→ Source data:

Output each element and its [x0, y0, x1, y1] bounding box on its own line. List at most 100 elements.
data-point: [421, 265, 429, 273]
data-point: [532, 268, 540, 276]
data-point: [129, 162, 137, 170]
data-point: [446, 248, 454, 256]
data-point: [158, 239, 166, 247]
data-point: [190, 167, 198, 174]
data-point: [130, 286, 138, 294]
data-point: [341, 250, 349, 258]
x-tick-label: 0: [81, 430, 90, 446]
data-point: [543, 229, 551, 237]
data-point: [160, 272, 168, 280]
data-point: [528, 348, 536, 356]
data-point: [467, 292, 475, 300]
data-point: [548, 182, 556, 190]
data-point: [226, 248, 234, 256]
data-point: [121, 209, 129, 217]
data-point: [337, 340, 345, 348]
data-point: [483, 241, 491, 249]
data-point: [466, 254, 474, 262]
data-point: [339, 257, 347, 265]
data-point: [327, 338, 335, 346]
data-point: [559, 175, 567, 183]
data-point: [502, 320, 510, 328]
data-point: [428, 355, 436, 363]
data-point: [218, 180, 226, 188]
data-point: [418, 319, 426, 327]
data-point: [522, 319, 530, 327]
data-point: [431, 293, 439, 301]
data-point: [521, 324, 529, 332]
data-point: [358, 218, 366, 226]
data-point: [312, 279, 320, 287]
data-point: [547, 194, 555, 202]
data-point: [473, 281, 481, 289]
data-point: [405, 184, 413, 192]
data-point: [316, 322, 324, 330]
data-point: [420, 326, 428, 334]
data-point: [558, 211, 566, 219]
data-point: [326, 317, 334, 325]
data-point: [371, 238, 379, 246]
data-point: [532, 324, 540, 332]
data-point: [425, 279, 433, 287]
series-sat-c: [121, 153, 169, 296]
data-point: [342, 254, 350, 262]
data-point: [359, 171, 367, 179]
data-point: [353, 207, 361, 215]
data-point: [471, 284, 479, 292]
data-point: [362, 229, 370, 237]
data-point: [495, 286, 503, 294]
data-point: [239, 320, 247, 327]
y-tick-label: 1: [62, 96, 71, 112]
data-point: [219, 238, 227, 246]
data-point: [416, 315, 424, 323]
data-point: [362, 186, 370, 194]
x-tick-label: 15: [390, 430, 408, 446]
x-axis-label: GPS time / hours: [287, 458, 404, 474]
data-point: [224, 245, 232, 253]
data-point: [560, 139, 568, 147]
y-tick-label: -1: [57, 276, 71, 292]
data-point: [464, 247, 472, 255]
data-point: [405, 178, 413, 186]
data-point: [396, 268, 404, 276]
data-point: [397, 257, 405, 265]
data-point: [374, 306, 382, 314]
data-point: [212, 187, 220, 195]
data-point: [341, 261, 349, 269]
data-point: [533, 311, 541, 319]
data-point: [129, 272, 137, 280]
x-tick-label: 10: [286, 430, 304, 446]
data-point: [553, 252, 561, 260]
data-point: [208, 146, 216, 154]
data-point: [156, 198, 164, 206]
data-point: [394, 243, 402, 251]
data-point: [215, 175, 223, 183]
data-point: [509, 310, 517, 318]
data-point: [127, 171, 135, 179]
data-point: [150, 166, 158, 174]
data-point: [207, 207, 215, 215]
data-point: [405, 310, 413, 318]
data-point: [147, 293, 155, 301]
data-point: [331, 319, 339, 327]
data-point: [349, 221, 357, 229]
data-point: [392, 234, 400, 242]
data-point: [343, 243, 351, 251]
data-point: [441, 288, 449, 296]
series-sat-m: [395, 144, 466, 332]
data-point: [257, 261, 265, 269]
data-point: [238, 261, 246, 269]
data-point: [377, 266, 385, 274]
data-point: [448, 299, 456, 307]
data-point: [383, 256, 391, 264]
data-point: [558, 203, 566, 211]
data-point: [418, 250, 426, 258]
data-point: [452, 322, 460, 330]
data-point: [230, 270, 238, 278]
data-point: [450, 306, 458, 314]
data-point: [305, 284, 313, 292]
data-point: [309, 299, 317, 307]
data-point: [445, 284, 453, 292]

→ PROBLEM DESCRIPTION: Reproduce every line of the source data above verbatim.

→ COMPLETE RESPONSE:
Output each element and its [x0, y0, x1, y1] bounding box on its own line. List at most 100 elements.
data-point: [421, 265, 429, 273]
data-point: [532, 268, 540, 276]
data-point: [129, 162, 137, 170]
data-point: [446, 248, 454, 256]
data-point: [158, 239, 166, 247]
data-point: [190, 167, 198, 174]
data-point: [130, 286, 138, 294]
data-point: [341, 250, 349, 258]
x-tick-label: 0: [81, 430, 90, 446]
data-point: [543, 229, 551, 237]
data-point: [160, 272, 168, 280]
data-point: [528, 348, 536, 356]
data-point: [467, 292, 475, 300]
data-point: [548, 182, 556, 190]
data-point: [226, 248, 234, 256]
data-point: [121, 209, 129, 217]
data-point: [337, 340, 345, 348]
data-point: [483, 241, 491, 249]
data-point: [466, 254, 474, 262]
data-point: [339, 257, 347, 265]
data-point: [327, 338, 335, 346]
data-point: [559, 175, 567, 183]
data-point: [502, 320, 510, 328]
data-point: [428, 355, 436, 363]
data-point: [218, 180, 226, 188]
data-point: [418, 319, 426, 327]
data-point: [522, 319, 530, 327]
data-point: [431, 293, 439, 301]
data-point: [521, 324, 529, 332]
data-point: [358, 218, 366, 226]
data-point: [312, 279, 320, 287]
data-point: [547, 194, 555, 202]
data-point: [473, 281, 481, 289]
data-point: [405, 184, 413, 192]
data-point: [316, 322, 324, 330]
data-point: [420, 326, 428, 334]
data-point: [558, 211, 566, 219]
data-point: [326, 317, 334, 325]
data-point: [371, 238, 379, 246]
data-point: [532, 324, 540, 332]
data-point: [425, 279, 433, 287]
series-sat-c: [121, 153, 169, 296]
data-point: [342, 254, 350, 262]
data-point: [359, 171, 367, 179]
data-point: [353, 207, 361, 215]
data-point: [471, 284, 479, 292]
data-point: [362, 229, 370, 237]
data-point: [495, 286, 503, 294]
data-point: [239, 320, 247, 327]
y-tick-label: 1: [62, 96, 71, 112]
data-point: [219, 238, 227, 246]
data-point: [416, 315, 424, 323]
data-point: [362, 186, 370, 194]
x-tick-label: 15: [390, 430, 408, 446]
x-axis-label: GPS time / hours: [287, 458, 404, 474]
data-point: [224, 245, 232, 253]
data-point: [560, 139, 568, 147]
y-tick-label: -1: [57, 276, 71, 292]
data-point: [464, 247, 472, 255]
data-point: [405, 178, 413, 186]
data-point: [396, 268, 404, 276]
data-point: [397, 257, 405, 265]
data-point: [374, 306, 382, 314]
data-point: [212, 187, 220, 195]
data-point: [341, 261, 349, 269]
data-point: [533, 311, 541, 319]
data-point: [129, 272, 137, 280]
x-tick-label: 10: [286, 430, 304, 446]
data-point: [553, 252, 561, 260]
data-point: [208, 146, 216, 154]
data-point: [156, 198, 164, 206]
data-point: [394, 243, 402, 251]
data-point: [215, 175, 223, 183]
data-point: [509, 310, 517, 318]
data-point: [127, 171, 135, 179]
data-point: [150, 166, 158, 174]
data-point: [207, 207, 215, 215]
data-point: [405, 310, 413, 318]
data-point: [147, 293, 155, 301]
data-point: [331, 319, 339, 327]
data-point: [349, 221, 357, 229]
data-point: [392, 234, 400, 242]
data-point: [343, 243, 351, 251]
data-point: [441, 288, 449, 296]
series-sat-m: [395, 144, 466, 332]
data-point: [257, 261, 265, 269]
data-point: [238, 261, 246, 269]
data-point: [377, 266, 385, 274]
data-point: [448, 299, 456, 307]
data-point: [383, 256, 391, 264]
data-point: [558, 203, 566, 211]
data-point: [418, 250, 426, 258]
data-point: [452, 322, 460, 330]
data-point: [230, 270, 238, 278]
data-point: [450, 306, 458, 314]
data-point: [305, 284, 313, 292]
data-point: [309, 299, 317, 307]
data-point: [445, 284, 453, 292]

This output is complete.